- **Information supplied**
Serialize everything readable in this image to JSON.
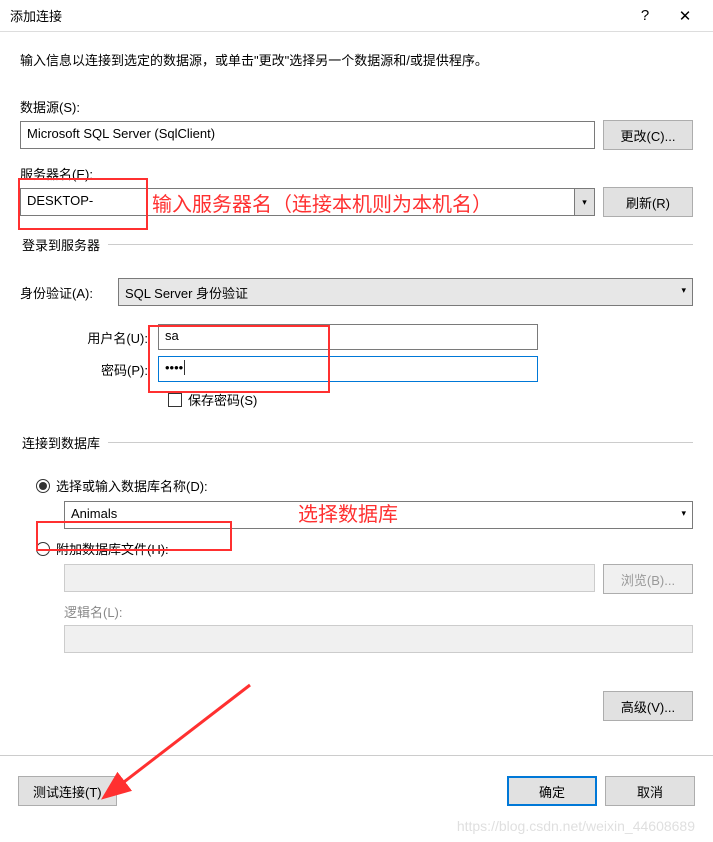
{
  "titlebar": {
    "title": "添加连接",
    "help": "?",
    "close": "✕"
  },
  "instruction": "输入信息以连接到选定的数据源，或单击\"更改\"选择另一个数据源和/或提供程序。",
  "dataSource": {
    "label": "数据源(S):",
    "value": "Microsoft SQL Server (SqlClient)",
    "changeBtn": "更改(C)..."
  },
  "serverName": {
    "label": "服务器名(E):",
    "value": "DESKTOP-",
    "refreshBtn": "刷新(R)"
  },
  "loginSection": {
    "legend": "登录到服务器",
    "authLabel": "身份验证(A):",
    "authValue": "SQL Server 身份验证",
    "userLabel": "用户名(U):",
    "userValue": "sa",
    "passLabel": "密码(P):",
    "passValue": "••••",
    "savePassLabel": "保存密码(S)"
  },
  "dbSection": {
    "legend": "连接到数据库",
    "radioSelect": "选择或输入数据库名称(D):",
    "dbValue": "Animals",
    "radioAttach": "附加数据库文件(H):",
    "browseBtn": "浏览(B)...",
    "logicalLabel": "逻辑名(L):"
  },
  "buttons": {
    "advanced": "高级(V)...",
    "test": "测试连接(T)",
    "ok": "确定",
    "cancel": "取消"
  },
  "annotations": {
    "serverHint": "输入服务器名（连接本机则为本机名）",
    "dbHint": "选择数据库"
  },
  "watermark": "https://blog.csdn.net/weixin_44608689"
}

- **Given exercise**
Copy every record character for character. Skip the pictures.

- **Full response**
Serialize everything readable in this image to JSON.
{
  "titlebar": {
    "title": "添加连接",
    "help": "?",
    "close": "✕"
  },
  "instruction": "输入信息以连接到选定的数据源，或单击\"更改\"选择另一个数据源和/或提供程序。",
  "dataSource": {
    "label": "数据源(S):",
    "value": "Microsoft SQL Server (SqlClient)",
    "changeBtn": "更改(C)..."
  },
  "serverName": {
    "label": "服务器名(E):",
    "value": "DESKTOP-",
    "refreshBtn": "刷新(R)"
  },
  "loginSection": {
    "legend": "登录到服务器",
    "authLabel": "身份验证(A):",
    "authValue": "SQL Server 身份验证",
    "userLabel": "用户名(U):",
    "userValue": "sa",
    "passLabel": "密码(P):",
    "passValue": "••••",
    "savePassLabel": "保存密码(S)"
  },
  "dbSection": {
    "legend": "连接到数据库",
    "radioSelect": "选择或输入数据库名称(D):",
    "dbValue": "Animals",
    "radioAttach": "附加数据库文件(H):",
    "browseBtn": "浏览(B)...",
    "logicalLabel": "逻辑名(L):"
  },
  "buttons": {
    "advanced": "高级(V)...",
    "test": "测试连接(T)",
    "ok": "确定",
    "cancel": "取消"
  },
  "annotations": {
    "serverHint": "输入服务器名（连接本机则为本机名）",
    "dbHint": "选择数据库"
  },
  "watermark": "https://blog.csdn.net/weixin_44608689"
}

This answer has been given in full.